● **Written request**: All records must be quoted exactly. Omit the pictures.

● **Task material**:

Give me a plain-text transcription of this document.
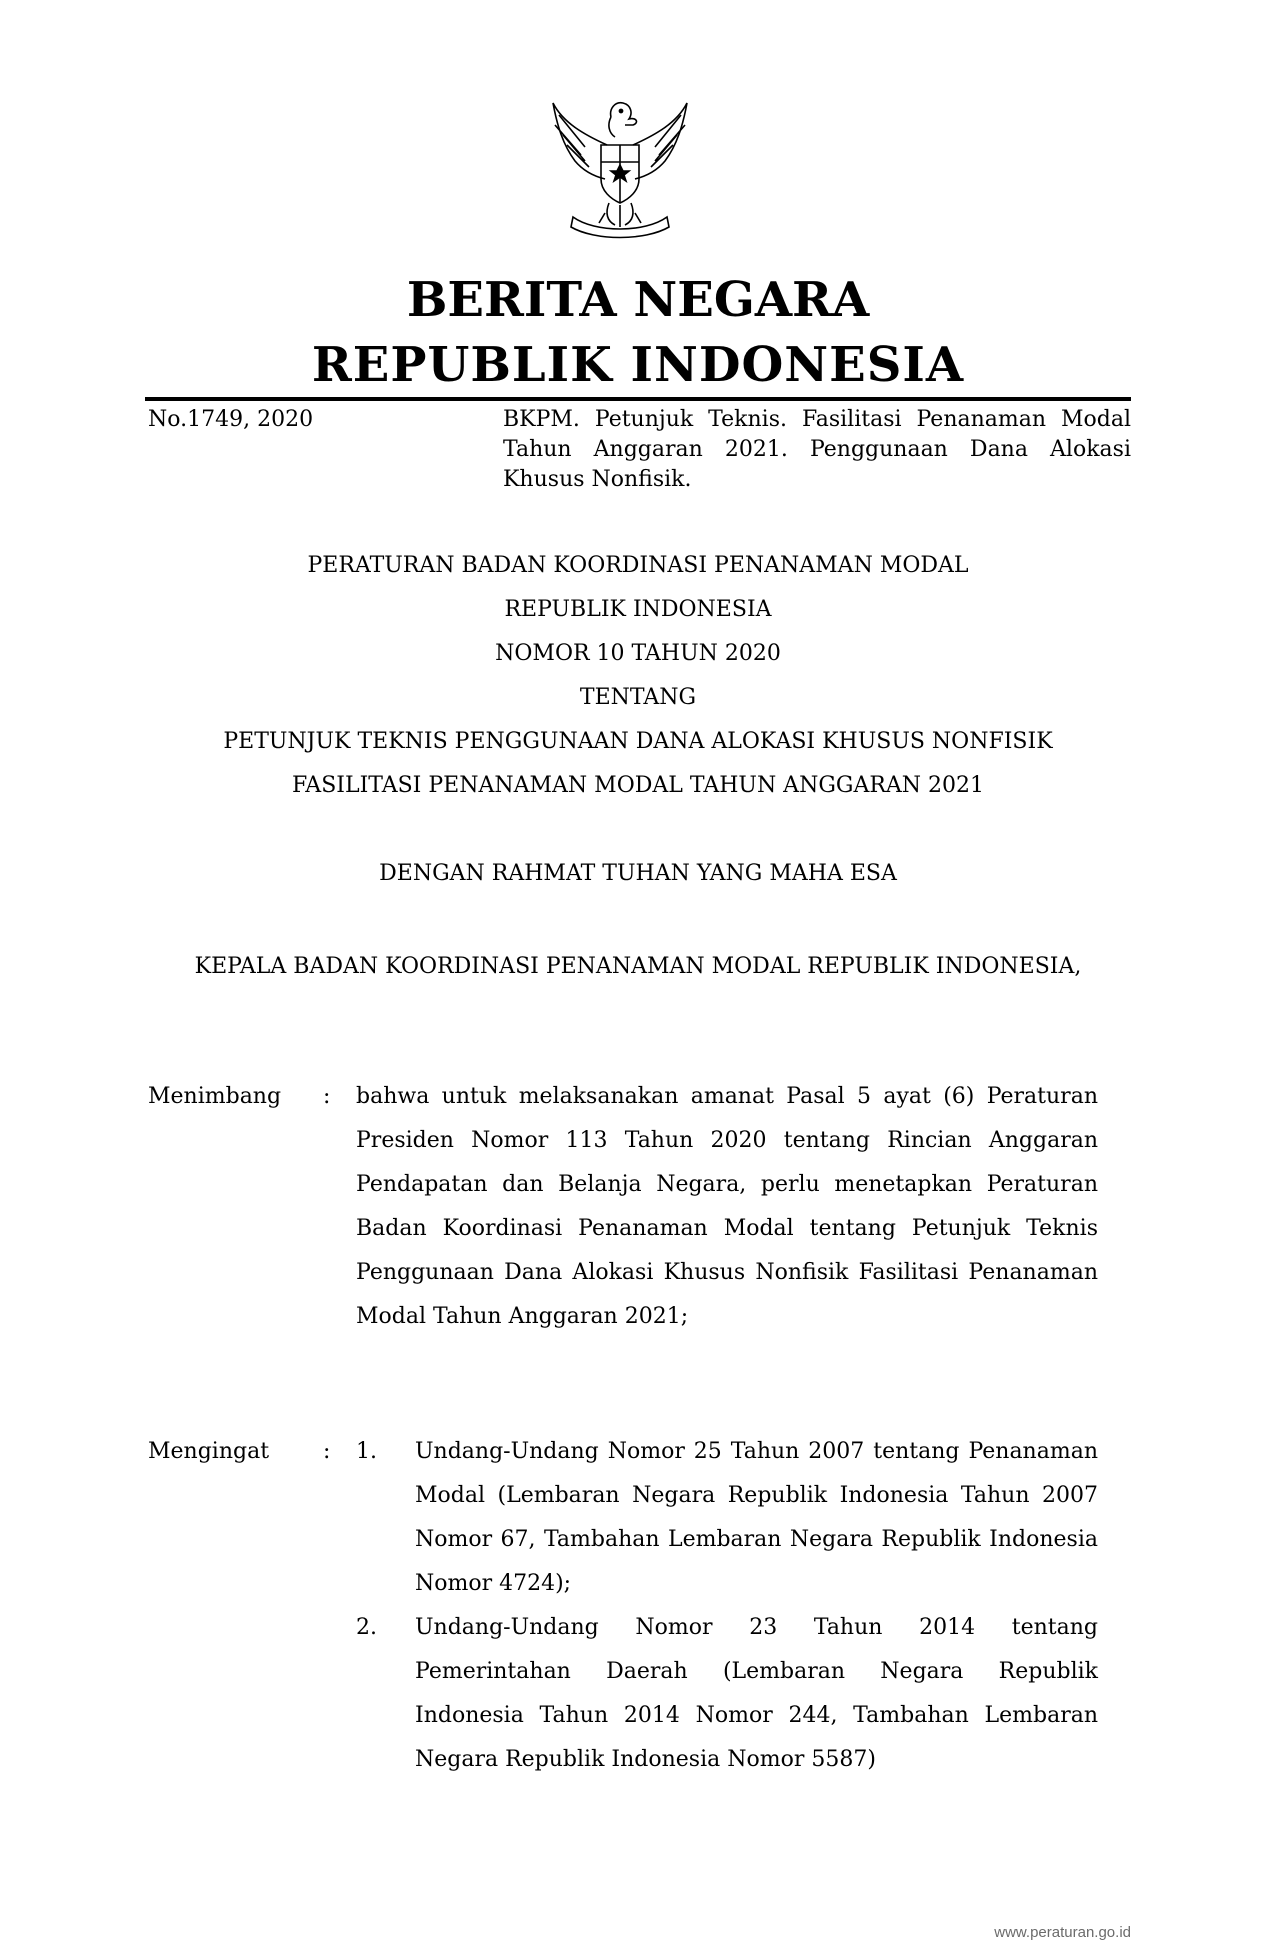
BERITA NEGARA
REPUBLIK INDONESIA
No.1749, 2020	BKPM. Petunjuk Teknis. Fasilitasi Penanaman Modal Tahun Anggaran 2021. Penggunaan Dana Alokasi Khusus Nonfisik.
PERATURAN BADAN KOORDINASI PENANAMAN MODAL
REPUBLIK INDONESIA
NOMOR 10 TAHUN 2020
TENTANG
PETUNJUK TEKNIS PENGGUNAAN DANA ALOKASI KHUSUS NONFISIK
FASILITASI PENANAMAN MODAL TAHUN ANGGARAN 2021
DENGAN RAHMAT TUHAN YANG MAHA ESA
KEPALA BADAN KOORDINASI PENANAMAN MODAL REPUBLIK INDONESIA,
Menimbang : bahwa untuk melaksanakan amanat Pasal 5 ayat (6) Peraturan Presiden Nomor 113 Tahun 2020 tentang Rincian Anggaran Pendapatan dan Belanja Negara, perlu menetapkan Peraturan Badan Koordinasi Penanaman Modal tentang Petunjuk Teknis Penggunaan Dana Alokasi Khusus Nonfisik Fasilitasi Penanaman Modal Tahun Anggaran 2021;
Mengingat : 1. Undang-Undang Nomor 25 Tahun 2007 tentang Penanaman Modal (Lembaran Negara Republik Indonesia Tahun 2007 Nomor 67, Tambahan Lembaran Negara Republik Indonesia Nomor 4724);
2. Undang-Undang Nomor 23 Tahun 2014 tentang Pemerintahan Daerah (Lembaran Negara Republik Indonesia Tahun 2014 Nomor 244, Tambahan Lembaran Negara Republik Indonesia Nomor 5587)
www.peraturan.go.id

● **Answer to the task**:
Give me a plain-text transcription of this document.
BERITA NEGARA
REPUBLIK INDONESIA
No.1749, 2020	BKPM. Petunjuk Teknis. Fasilitasi Penanaman Modal Tahun Anggaran 2021. Penggunaan Dana Alokasi Khusus Nonfisik.
PERATURAN BADAN KOORDINASI PENANAMAN MODAL
REPUBLIK INDONESIA
NOMOR 10 TAHUN 2020
TENTANG
PETUNJUK TEKNIS PENGGUNAAN DANA ALOKASI KHUSUS NONFISIK
FASILITASI PENANAMAN MODAL TAHUN ANGGARAN 2021
DENGAN RAHMAT TUHAN YANG MAHA ESA
KEPALA BADAN KOORDINASI PENANAMAN MODAL REPUBLIK INDONESIA,
Menimbang : bahwa untuk melaksanakan amanat Pasal 5 ayat (6) Peraturan Presiden Nomor 113 Tahun 2020 tentang Rincian Anggaran Pendapatan dan Belanja Negara, perlu menetapkan Peraturan Badan Koordinasi Penanaman Modal tentang Petunjuk Teknis Penggunaan Dana Alokasi Khusus Nonfisik Fasilitasi Penanaman Modal Tahun Anggaran 2021;
Mengingat : 1. Undang-Undang Nomor 25 Tahun 2007 tentang Penanaman Modal (Lembaran Negara Republik Indonesia Tahun 2007 Nomor 67, Tambahan Lembaran Negara Republik Indonesia Nomor 4724);
2. Undang-Undang Nomor 23 Tahun 2014 tentang Pemerintahan Daerah (Lembaran Negara Republik Indonesia Tahun 2014 Nomor 244, Tambahan Lembaran Negara Republik Indonesia Nomor 5587)
www.peraturan.go.id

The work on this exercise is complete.